§ **What is asked**: Would you quote the records below verbatim, from their first line through the line with "y-axis-label: Tons (thousands)", including both of those lines?
◇ ◇ ◇ ◇ ◇
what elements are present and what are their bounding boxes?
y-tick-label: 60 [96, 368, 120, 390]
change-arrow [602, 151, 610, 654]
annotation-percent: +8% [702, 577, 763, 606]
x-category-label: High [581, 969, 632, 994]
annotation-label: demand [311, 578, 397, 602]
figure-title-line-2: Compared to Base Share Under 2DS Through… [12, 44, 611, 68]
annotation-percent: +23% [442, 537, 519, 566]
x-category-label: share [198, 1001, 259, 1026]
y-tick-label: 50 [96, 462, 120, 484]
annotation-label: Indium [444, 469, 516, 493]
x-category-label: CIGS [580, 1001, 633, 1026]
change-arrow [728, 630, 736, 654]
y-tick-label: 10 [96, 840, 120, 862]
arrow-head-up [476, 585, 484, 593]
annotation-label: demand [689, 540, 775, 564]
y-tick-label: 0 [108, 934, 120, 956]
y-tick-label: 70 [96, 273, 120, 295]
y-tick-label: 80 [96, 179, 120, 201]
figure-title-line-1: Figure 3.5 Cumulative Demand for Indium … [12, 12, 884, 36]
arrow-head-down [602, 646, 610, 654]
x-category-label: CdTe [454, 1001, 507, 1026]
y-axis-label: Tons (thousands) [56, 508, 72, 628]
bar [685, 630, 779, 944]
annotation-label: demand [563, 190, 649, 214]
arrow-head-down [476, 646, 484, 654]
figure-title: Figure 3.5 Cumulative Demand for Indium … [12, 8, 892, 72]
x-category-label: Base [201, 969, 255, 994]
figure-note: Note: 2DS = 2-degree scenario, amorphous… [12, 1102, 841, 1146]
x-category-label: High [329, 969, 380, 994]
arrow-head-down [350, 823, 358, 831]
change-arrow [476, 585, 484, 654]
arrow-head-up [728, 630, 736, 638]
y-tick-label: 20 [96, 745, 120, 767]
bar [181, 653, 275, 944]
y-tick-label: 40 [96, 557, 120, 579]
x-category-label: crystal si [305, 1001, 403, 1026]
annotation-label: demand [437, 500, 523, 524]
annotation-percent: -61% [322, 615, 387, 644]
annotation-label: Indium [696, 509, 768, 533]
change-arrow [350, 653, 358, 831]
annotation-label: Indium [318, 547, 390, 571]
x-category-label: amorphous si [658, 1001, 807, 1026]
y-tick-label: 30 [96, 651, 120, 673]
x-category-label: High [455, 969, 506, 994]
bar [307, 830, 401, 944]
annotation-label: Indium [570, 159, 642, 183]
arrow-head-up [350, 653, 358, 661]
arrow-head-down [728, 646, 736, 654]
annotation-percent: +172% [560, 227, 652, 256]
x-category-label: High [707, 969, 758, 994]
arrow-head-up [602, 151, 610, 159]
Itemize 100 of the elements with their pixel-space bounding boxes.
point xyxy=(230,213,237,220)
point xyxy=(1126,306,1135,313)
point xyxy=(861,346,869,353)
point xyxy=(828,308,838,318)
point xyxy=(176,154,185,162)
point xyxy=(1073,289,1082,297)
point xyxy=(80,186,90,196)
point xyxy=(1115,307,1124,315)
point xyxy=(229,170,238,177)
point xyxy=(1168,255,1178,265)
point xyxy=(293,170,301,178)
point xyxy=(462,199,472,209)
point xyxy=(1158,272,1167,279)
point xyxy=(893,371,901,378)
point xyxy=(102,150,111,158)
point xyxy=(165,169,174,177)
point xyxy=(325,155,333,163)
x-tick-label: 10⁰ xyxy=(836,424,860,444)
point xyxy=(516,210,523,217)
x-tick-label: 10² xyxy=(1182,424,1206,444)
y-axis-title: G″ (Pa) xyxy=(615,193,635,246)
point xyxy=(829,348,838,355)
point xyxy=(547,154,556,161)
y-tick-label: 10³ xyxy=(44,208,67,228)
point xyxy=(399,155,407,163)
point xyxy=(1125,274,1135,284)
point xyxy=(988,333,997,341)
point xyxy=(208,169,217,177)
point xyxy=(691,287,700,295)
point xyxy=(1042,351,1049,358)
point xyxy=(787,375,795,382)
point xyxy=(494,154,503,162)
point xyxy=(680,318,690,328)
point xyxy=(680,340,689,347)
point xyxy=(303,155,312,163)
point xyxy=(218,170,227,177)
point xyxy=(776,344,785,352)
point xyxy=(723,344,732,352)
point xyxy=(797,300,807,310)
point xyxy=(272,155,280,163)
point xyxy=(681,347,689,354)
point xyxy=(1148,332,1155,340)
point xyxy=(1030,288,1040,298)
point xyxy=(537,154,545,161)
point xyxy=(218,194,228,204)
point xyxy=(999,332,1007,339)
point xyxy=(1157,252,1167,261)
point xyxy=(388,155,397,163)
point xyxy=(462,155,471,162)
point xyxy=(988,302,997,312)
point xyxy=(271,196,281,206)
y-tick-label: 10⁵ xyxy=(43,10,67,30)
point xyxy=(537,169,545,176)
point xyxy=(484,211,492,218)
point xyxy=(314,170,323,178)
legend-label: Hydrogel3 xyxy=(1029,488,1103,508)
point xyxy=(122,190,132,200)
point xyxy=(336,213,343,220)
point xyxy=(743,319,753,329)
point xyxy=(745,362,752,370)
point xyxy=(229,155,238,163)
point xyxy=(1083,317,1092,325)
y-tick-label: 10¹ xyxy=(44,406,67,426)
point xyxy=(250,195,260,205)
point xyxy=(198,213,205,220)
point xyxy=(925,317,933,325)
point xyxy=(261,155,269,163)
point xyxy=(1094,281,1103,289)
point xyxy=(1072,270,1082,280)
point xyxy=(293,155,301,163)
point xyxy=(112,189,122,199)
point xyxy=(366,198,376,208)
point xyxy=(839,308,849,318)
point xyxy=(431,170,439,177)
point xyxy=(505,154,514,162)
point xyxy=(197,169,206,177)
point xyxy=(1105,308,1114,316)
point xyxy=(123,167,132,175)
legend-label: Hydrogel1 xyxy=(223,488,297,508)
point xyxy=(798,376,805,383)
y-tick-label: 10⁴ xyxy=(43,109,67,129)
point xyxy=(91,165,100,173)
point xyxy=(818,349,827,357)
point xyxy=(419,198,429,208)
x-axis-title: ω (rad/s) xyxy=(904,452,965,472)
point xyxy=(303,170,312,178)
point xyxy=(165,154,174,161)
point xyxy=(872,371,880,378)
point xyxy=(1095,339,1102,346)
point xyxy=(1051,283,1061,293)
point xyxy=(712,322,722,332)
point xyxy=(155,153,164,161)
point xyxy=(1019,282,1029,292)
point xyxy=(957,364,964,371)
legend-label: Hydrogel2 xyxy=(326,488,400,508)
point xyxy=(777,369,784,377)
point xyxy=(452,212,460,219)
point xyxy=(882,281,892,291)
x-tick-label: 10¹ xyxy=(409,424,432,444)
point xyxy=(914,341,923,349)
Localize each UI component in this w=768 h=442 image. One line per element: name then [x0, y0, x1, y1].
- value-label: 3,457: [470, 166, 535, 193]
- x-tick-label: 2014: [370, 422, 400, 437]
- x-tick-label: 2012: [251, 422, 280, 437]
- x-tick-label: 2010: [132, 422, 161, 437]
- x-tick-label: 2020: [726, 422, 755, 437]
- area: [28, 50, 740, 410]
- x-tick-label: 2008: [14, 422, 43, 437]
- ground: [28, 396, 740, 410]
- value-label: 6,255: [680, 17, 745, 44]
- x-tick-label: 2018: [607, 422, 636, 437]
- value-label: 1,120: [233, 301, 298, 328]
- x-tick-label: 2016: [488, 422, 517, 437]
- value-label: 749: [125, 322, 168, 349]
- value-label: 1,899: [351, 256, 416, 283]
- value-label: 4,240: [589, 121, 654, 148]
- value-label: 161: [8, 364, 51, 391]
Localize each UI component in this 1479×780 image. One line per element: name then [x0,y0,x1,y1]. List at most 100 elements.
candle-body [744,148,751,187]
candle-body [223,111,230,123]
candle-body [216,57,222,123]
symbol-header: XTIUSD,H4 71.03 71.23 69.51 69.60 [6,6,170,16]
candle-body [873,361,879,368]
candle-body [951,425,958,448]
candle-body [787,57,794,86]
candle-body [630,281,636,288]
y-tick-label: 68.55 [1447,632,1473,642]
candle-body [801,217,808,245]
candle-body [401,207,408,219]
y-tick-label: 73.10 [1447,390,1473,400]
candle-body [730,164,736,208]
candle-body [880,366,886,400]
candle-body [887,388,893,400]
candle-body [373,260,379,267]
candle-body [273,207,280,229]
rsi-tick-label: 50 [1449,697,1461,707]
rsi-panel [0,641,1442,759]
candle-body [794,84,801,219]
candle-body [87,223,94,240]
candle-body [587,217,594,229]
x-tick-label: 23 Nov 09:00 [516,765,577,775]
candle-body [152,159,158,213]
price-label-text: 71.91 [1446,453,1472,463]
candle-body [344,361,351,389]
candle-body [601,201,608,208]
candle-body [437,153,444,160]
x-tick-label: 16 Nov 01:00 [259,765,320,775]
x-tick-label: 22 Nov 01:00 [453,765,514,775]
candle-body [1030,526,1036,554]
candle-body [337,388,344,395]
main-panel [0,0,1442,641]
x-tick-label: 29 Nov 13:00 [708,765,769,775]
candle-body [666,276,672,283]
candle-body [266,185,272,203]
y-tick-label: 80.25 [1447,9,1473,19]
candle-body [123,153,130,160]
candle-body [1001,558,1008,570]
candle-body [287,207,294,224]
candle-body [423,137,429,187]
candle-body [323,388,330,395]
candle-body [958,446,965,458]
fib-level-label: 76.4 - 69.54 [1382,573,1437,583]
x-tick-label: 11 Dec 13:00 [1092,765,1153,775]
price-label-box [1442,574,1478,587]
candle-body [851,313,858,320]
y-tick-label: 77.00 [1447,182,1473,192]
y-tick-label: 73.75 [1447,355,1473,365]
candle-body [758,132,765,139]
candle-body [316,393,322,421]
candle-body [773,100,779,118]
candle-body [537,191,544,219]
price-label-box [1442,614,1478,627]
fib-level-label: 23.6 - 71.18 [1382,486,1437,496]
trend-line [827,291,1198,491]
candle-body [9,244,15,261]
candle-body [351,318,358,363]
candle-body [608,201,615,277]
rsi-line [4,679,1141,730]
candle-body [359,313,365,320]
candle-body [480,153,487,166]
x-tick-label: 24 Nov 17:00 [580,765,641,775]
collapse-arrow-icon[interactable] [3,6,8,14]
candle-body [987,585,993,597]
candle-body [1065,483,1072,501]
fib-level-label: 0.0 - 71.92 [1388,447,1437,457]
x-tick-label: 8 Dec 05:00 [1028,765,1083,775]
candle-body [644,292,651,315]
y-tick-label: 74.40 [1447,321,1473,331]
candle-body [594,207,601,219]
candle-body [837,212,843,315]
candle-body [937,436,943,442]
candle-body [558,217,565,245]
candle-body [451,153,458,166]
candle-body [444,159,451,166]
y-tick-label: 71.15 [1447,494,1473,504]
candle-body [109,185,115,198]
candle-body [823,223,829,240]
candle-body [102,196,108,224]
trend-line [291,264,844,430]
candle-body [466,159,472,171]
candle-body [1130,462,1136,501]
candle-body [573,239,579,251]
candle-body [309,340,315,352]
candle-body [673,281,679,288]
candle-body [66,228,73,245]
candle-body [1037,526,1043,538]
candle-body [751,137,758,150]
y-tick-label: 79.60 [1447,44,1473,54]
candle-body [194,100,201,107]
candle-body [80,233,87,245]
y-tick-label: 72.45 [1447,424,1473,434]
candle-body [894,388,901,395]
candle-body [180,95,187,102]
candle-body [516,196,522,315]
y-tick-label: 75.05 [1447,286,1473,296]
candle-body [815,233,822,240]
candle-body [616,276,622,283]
◇ ◇ ◇ ◇ ◇
§ **Task answer**:
what elements are present and what are their bounding boxes?
y-tick-label: 60 [96, 368, 120, 390]
change-arrow [602, 151, 610, 654]
annotation-percent: +8% [702, 577, 763, 606]
x-category-label: High [581, 969, 632, 994]
annotation-label: demand [311, 578, 397, 602]
figure-title-line-2: Compared to Base Share Under 2DS Through… [12, 44, 611, 68]
annotation-percent: +23% [442, 537, 519, 566]
x-category-label: share [198, 1001, 259, 1026]
y-tick-label: 50 [96, 462, 120, 484]
annotation-label: Indium [444, 469, 516, 493]
x-category-label: CIGS [580, 1001, 633, 1026]
change-arrow [728, 630, 736, 654]
y-tick-label: 10 [96, 840, 120, 862]
arrow-head-up [476, 585, 484, 593]
annotation-label: demand [689, 540, 775, 564]
y-tick-label: 0 [108, 934, 120, 956]
y-tick-label: 70 [96, 273, 120, 295]
y-tick-label: 80 [96, 179, 120, 201]
figure-title-line-1: Figure 3.5 Cumulative Demand for Indium … [12, 12, 884, 36]
arrow-head-down [602, 646, 610, 654]
x-category-label: CdTe [454, 1001, 507, 1026]
y-axis-label: Tons (thousands) [56, 508, 72, 628]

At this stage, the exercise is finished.